What the task asks:
Go through the entries one line at a time, and gather every line that has the word "degC".

----

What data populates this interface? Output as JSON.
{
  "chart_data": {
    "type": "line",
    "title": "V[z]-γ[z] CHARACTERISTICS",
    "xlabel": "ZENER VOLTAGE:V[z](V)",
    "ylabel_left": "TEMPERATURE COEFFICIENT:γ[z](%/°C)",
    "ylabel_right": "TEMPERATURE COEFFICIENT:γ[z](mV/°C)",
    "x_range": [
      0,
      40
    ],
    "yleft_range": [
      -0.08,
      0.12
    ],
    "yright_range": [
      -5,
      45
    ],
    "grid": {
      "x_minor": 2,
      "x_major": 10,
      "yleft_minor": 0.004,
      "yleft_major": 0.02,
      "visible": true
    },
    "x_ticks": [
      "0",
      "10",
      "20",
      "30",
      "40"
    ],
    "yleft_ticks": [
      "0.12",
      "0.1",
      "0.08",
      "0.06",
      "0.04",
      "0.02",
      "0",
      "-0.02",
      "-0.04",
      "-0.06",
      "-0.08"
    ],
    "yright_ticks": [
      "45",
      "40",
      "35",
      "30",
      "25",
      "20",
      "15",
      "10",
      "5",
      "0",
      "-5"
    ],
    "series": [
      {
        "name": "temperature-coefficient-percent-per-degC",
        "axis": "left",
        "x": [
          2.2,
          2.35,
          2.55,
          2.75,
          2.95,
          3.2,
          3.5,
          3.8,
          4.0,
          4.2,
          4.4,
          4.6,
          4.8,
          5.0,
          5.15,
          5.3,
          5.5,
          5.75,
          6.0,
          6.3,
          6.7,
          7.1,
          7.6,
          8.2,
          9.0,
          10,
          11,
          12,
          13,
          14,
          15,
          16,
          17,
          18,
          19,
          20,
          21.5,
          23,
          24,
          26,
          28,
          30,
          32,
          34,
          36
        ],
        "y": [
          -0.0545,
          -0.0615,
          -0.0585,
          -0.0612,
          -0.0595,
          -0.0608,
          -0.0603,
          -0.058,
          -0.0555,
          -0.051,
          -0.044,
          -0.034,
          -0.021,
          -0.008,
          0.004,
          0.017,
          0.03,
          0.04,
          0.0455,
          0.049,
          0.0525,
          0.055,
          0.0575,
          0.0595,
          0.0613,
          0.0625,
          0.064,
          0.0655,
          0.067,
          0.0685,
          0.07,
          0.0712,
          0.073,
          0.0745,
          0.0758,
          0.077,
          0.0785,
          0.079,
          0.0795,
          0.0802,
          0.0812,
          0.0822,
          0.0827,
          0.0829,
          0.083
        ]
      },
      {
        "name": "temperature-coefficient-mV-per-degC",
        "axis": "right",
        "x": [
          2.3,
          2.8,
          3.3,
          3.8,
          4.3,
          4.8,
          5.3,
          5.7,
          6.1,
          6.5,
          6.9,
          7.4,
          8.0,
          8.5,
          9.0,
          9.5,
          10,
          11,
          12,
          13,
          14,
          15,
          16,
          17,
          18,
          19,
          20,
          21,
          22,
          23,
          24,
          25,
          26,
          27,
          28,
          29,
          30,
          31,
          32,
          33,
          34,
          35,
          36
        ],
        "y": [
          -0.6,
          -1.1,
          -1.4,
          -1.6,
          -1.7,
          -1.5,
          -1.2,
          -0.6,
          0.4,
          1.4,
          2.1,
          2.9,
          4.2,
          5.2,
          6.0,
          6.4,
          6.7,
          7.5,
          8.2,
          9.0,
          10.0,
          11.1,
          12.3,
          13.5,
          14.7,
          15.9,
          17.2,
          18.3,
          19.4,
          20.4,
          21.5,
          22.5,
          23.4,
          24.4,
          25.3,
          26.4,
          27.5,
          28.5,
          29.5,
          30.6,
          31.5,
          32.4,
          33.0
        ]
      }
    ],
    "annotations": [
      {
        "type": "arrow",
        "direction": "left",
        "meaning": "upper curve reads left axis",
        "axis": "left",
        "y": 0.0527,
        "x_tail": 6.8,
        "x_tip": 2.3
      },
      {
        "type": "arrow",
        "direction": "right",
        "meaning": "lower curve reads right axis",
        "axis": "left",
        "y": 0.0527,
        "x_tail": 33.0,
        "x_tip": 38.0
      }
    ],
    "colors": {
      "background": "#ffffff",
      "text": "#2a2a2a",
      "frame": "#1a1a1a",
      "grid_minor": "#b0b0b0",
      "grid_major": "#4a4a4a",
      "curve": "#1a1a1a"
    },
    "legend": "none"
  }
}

----

Correct response:
        "name": "temperature-coefficient-percent-per-degC",
        "name": "temperature-coefficient-mV-per-degC",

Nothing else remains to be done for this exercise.